> **EXERCISE INSTRUCTIONS**
Copy out each line below that has the word "Наименование" in it.

####

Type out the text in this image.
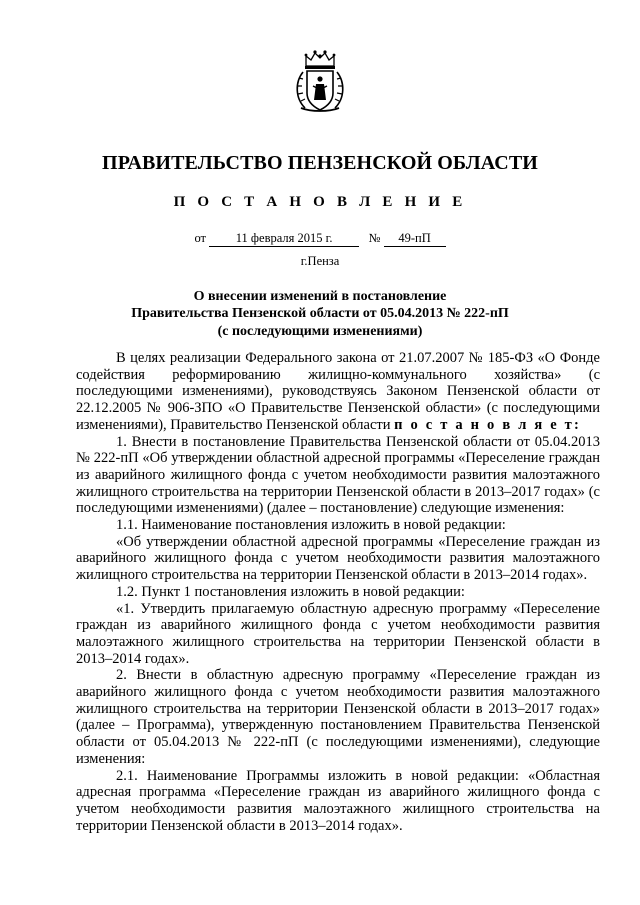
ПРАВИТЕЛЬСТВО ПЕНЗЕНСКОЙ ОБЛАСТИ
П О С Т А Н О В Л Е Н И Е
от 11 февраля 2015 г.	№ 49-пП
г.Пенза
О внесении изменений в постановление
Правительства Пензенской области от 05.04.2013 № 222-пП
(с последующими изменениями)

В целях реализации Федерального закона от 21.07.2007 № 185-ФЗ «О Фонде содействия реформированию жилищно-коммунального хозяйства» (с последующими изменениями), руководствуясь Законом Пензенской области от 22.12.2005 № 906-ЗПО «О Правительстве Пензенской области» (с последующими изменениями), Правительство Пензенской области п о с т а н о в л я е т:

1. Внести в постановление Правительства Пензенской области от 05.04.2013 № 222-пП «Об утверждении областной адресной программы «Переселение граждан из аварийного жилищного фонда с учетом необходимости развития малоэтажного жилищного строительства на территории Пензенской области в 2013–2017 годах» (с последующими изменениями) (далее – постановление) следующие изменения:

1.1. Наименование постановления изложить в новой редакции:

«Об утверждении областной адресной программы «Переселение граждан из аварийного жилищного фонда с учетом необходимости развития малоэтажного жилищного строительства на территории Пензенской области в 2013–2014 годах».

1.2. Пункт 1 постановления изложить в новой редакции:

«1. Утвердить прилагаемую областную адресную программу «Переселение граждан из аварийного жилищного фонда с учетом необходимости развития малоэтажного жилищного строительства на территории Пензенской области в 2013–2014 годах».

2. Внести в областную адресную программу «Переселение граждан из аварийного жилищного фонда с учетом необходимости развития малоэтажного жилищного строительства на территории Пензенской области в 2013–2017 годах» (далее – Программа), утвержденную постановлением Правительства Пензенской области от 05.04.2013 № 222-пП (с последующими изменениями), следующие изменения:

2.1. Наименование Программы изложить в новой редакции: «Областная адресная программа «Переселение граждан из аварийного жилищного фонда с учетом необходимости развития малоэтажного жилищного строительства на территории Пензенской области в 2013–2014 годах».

####

> **OUTPUT FOR THIS TASK**
1.1. Наименование постановления изложить в новой редакции:
2.1. Наименование Программы изложить в новой редакции: «Областная адресная программа «Переселение граждан из аварийного жилищного фонда с учетом необходимости развития малоэтажного жилищного строительства на территории Пензенской области в 2013–2014 годах».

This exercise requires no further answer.